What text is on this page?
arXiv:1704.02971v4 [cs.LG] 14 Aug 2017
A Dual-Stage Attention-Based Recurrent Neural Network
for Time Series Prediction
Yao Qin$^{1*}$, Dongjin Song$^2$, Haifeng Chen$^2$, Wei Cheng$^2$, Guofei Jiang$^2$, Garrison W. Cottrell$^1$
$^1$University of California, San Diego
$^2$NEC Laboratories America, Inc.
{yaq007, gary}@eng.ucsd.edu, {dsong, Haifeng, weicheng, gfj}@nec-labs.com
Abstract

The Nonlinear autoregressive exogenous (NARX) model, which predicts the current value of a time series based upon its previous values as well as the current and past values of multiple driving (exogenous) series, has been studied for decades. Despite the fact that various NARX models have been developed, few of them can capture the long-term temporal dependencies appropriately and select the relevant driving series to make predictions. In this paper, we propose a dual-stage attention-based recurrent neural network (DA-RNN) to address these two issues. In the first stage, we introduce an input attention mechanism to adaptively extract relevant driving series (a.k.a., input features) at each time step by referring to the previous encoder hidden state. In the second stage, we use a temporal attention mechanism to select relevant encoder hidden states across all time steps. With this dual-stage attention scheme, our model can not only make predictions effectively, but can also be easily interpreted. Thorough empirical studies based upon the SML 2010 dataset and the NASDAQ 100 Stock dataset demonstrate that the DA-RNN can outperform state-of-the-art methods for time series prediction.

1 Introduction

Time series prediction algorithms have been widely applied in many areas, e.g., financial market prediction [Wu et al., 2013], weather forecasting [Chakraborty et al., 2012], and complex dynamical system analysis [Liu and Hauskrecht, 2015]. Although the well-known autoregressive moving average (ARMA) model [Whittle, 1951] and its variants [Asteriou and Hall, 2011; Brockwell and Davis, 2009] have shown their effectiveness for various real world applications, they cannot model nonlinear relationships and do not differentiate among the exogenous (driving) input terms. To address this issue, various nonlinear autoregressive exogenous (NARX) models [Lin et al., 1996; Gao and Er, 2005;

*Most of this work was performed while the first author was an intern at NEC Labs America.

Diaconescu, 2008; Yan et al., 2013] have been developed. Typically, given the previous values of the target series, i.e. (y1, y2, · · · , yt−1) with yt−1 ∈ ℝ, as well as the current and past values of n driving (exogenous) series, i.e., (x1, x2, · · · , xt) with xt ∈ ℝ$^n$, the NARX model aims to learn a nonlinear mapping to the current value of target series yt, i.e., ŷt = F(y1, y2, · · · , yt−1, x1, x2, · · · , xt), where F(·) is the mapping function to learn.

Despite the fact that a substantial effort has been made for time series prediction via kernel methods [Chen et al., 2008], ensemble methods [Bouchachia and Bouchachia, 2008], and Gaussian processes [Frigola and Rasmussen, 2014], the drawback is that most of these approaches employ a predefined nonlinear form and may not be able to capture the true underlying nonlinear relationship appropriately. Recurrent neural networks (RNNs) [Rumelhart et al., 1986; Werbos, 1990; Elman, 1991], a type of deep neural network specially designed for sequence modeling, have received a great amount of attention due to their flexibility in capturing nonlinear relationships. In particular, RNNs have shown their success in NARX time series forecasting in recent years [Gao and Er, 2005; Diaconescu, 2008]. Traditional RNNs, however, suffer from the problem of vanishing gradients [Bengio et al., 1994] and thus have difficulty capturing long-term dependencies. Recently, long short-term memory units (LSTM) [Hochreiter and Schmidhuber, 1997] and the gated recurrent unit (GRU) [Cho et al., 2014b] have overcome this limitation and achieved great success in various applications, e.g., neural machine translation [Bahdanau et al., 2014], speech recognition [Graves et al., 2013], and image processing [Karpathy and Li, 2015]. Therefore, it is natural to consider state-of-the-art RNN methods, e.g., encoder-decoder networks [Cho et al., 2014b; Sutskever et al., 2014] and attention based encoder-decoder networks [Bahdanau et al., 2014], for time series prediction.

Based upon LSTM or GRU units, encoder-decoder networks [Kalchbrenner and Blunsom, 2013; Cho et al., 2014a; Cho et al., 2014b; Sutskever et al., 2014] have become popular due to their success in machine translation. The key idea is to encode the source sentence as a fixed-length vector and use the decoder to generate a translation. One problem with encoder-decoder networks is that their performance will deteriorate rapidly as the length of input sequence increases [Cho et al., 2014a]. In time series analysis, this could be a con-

═══

_What is asked_: Word for word, quote all of the data above.

_Solved exercise_:
What text is on this page?
arXiv:1704.02971v4 [cs.LG] 14 Aug 2017
A Dual-Stage Attention-Based Recurrent Neural Network
for Time Series Prediction
Yao Qin$^{1*}$, Dongjin Song$^2$, Haifeng Chen$^2$, Wei Cheng$^2$, Guofei Jiang$^2$, Garrison W. Cottrell$^1$
$^1$University of California, San Diego
$^2$NEC Laboratories America, Inc.
{yaq007, gary}@eng.ucsd.edu, {dsong, Haifeng, weicheng, gfj}@nec-labs.com
Abstract

The Nonlinear autoregressive exogenous (NARX) model, which predicts the current value of a time series based upon its previous values as well as the current and past values of multiple driving (exogenous) series, has been studied for decades. Despite the fact that various NARX models have been developed, few of them can capture the long-term temporal dependencies appropriately and select the relevant driving series to make predictions. In this paper, we propose a dual-stage attention-based recurrent neural network (DA-RNN) to address these two issues. In the first stage, we introduce an input attention mechanism to adaptively extract relevant driving series (a.k.a., input features) at each time step by referring to the previous encoder hidden state. In the second stage, we use a temporal attention mechanism to select relevant encoder hidden states across all time steps. With this dual-stage attention scheme, our model can not only make predictions effectively, but can also be easily interpreted. Thorough empirical studies based upon the SML 2010 dataset and the NASDAQ 100 Stock dataset demonstrate that the DA-RNN can outperform state-of-the-art methods for time series prediction.

1 Introduction

Time series prediction algorithms have been widely applied in many areas, e.g., financial market prediction [Wu et al., 2013], weather forecasting [Chakraborty et al., 2012], and complex dynamical system analysis [Liu and Hauskrecht, 2015]. Although the well-known autoregressive moving average (ARMA) model [Whittle, 1951] and its variants [Asteriou and Hall, 2011; Brockwell and Davis, 2009] have shown their effectiveness for various real world applications, they cannot model nonlinear relationships and do not differentiate among the exogenous (driving) input terms. To address this issue, various nonlinear autoregressive exogenous (NARX) models [Lin et al., 1996; Gao and Er, 2005;

*Most of this work was performed while the first author was an intern at NEC Labs America.

Diaconescu, 2008; Yan et al., 2013] have been developed. Typically, given the previous values of the target series, i.e. (y1, y2, · · · , yt−1) with yt−1 ∈ ℝ, as well as the current and past values of n driving (exogenous) series, i.e., (x1, x2, · · · , xt) with xt ∈ ℝ$^n$, the NARX model aims to learn a nonlinear mapping to the current value of target series yt, i.e., ŷt = F(y1, y2, · · · , yt−1, x1, x2, · · · , xt), where F(·) is the mapping function to learn.

Despite the fact that a substantial effort has been made for time series prediction via kernel methods [Chen et al., 2008], ensemble methods [Bouchachia and Bouchachia, 2008], and Gaussian processes [Frigola and Rasmussen, 2014], the drawback is that most of these approaches employ a predefined nonlinear form and may not be able to capture the true underlying nonlinear relationship appropriately. Recurrent neural networks (RNNs) [Rumelhart et al., 1986; Werbos, 1990; Elman, 1991], a type of deep neural network specially designed for sequence modeling, have received a great amount of attention due to their flexibility in capturing nonlinear relationships. In particular, RNNs have shown their success in NARX time series forecasting in recent years [Gao and Er, 2005; Diaconescu, 2008]. Traditional RNNs, however, suffer from the problem of vanishing gradients [Bengio et al., 1994] and thus have difficulty capturing long-term dependencies. Recently, long short-term memory units (LSTM) [Hochreiter and Schmidhuber, 1997] and the gated recurrent unit (GRU) [Cho et al., 2014b] have overcome this limitation and achieved great success in various applications, e.g., neural machine translation [Bahdanau et al., 2014], speech recognition [Graves et al., 2013], and image processing [Karpathy and Li, 2015]. Therefore, it is natural to consider state-of-the-art RNN methods, e.g., encoder-decoder networks [Cho et al., 2014b; Sutskever et al., 2014] and attention based encoder-decoder networks [Bahdanau et al., 2014], for time series prediction.

Based upon LSTM or GRU units, encoder-decoder networks [Kalchbrenner and Blunsom, 2013; Cho et al., 2014a; Cho et al., 2014b; Sutskever et al., 2014] have become popular due to their success in machine translation. The key idea is to encode the source sentence as a fixed-length vector and use the decoder to generate a translation. One problem with encoder-decoder networks is that their performance will deteriorate rapidly as the length of input sequence increases [Cho et al., 2014a]. In time series analysis, this could be a con-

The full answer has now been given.